» Document text:
+===+

# Changing a caster wheel on drywall Lift



## Drywalller (Jan 2, 2007)

Anybody change one of the caster wheels on a telpro panel lift?
Do you drive a punch through the top to get caster out or hit the base of the wheel itself,down to remove it?
Mine wont budge,I didnt try too hard yet,didn't want to break something.
Any help would be appreciated .


----------



## 5 Star (Sep 18, 2007)

On an old telpro I had they were pinned. On mine the pin broke (they are very small) and then the caster slid out of the frame. I will check my newer telpro tomorrow, I have no idea if they are pinned? 

LS


----------



## Railman (Jan 19, 2008)

I don't have one but here's their 800 number: 1.800.448.0822

They have downloads with parts lists, for different models on their web site, but can't make out caster mounting:
http://www.telproinc.com/

It looks to me like there is a removable cap. If not, it has to either be a pin, press fit, or threaded (unlikely). I'd just call the toll free number.
Joe


----------



## 5 Star (Sep 18, 2007)

I took a look at my newer telpro and it is press fit or atleast looks to be, I could see no pins. Press out press new one in.

LS


----------



## Drywalller (Jan 2, 2007)

Thanks for the reply's ,I got it off today.
I had to really hammer it out ,It does have a pin and was extremely frozen in.I ended up hitting the base of the caster just above where the bearings are with a hammer about 20 times and it finally slipped out.

+===+

» Data for processing:
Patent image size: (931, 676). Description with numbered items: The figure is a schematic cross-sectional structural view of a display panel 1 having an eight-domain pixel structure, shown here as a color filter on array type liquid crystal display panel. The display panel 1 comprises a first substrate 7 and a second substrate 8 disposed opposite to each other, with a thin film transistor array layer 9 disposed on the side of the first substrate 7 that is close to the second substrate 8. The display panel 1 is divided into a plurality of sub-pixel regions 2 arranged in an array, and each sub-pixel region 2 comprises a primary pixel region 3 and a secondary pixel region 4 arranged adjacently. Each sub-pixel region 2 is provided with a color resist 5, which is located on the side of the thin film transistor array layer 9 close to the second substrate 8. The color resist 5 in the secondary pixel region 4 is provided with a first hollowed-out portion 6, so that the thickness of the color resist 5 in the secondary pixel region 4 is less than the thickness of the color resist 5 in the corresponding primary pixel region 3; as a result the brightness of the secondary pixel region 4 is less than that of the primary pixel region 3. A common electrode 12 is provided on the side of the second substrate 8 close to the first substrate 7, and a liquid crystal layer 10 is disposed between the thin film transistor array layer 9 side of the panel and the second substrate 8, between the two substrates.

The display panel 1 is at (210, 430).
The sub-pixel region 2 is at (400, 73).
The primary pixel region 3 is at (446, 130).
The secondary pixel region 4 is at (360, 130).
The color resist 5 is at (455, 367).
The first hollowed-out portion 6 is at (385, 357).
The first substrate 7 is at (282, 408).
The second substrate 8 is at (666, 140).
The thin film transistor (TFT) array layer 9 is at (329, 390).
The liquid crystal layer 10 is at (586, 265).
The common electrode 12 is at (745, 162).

+===+

» What is asked:
1. Convert the stretch of the records from their first line through the line containing "The display panel 1 is at (210, 430)." into a numbered list, omitting any blank lines.
2. Carry on the drywall lift caster thread from where it stops.
The drywall lift caster thread and the records are unrelated to each other.

» Exercise results:
1.
1. Patent image size: (931, 676). Description with numbered items: The figure is a schematic cross-sectional structural view of a display panel 1 having an eight-domain pixel structure, shown here as a color filter on array type liquid crystal display panel. The display panel 1 comprises a first substrate 7 and a second substrate 8 disposed opposite to each other, with a thin film transistor array layer 9 disposed on the side of the first substrate 7 that is close to the second substrate 8. The display panel 1 is divided into a plurality of sub-pixel regions 2 arranged in an array, and each sub-pixel region 2 comprises a primary pixel region 3 and a secondary pixel region 4 arranged adjacently. Each sub-pixel region 2 is provided with a color resist 5, which is located on the side of the thin film transistor array layer 9 close to the second substrate 8. The color resist 5 in the secondary pixel region 4 is provided with a first hollowed-out portion 6, so that the thickness of the color resist 5 in the secondary pixel region 4 is less than the thickness of the color resist 5 in the corresponding primary pixel region 3; as a result the brightness of the secondary pixel region 4 is less than that of the primary pixel region 3. A common electrode 12 is provided on the side of the second substrate 8 close to the first substrate 7, and a liquid crystal layer 10 is disposed between the thin film transistor array layer 9 side of the panel and the second substrate 8, between the two substrates.
2. The display panel 1 is at (210, 430).

2.
My telpro is about 20 years old and was original caster.


----------



## Capt-Sheetrock (Aug 8, 2007)

been out of town, sorry for the late response to your question, but if your interested ,, for future referance, I bought a 1/2" coarse thread tap, knocked the old casters out, tap the tubes, and then screwed in shopping cart wheels (front wheels only, back ones won't work) these wheels are an inch or so taller, and they don't wear out and break like the factor ones do. Northern Tools put me on to it, and they have the stuff, but any old shopping cart out in the woods will work.


----------



## Drywalller (Jan 2, 2007)

Thanks for the info,That sounds like a good idea about the shopping cart wheels.
The original wheels lasted 15 years or better so we will see when the next one goes.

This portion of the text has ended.